● **TASK TO CARRY OUT**: Find each line holding "Program" and copy it out.

[Recorded data]
----------------------------------------

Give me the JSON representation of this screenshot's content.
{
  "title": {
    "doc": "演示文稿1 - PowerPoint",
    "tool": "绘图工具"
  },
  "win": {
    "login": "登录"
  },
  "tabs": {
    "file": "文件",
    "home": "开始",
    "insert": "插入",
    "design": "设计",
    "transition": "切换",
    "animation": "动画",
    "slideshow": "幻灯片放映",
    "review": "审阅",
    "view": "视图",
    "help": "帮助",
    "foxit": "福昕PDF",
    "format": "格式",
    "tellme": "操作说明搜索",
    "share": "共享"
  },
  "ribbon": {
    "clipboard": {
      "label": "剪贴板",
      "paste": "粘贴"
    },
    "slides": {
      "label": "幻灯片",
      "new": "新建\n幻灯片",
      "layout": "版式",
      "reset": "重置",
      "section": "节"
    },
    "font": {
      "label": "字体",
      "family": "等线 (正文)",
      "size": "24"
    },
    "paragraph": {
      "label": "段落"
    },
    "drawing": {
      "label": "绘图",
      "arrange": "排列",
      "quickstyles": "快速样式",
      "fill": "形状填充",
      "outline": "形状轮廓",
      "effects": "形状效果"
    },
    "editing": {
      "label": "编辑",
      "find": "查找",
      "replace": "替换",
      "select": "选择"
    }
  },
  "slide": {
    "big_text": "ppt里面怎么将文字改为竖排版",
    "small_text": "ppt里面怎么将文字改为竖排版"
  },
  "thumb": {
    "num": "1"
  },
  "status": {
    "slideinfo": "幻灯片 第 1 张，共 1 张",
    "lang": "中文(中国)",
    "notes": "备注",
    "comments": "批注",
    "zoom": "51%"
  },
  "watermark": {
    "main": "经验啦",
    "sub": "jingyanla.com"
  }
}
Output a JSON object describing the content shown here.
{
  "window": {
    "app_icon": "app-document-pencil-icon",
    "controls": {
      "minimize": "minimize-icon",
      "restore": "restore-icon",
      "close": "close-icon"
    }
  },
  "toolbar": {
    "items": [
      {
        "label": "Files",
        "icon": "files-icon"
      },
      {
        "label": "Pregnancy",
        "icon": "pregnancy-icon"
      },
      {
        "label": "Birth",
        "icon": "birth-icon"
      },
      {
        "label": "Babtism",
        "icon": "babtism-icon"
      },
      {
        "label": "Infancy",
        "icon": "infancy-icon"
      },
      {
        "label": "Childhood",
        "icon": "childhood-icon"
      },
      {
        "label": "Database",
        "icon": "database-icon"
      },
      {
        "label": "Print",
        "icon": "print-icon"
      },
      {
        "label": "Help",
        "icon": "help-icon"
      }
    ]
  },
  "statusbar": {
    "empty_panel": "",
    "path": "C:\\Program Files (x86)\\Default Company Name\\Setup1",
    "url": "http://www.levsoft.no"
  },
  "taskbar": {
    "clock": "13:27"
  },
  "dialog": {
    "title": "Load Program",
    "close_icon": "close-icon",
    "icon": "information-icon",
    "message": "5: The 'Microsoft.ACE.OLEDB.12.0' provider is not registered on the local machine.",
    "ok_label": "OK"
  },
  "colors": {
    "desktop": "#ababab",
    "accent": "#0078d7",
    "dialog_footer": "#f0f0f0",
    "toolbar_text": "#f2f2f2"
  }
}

----------------------------------------

● **THE OUTPUT**:
    "path": "C:\\Program Files (x86)\\Default Company Name\\Setup1",
    "title": "Load Program",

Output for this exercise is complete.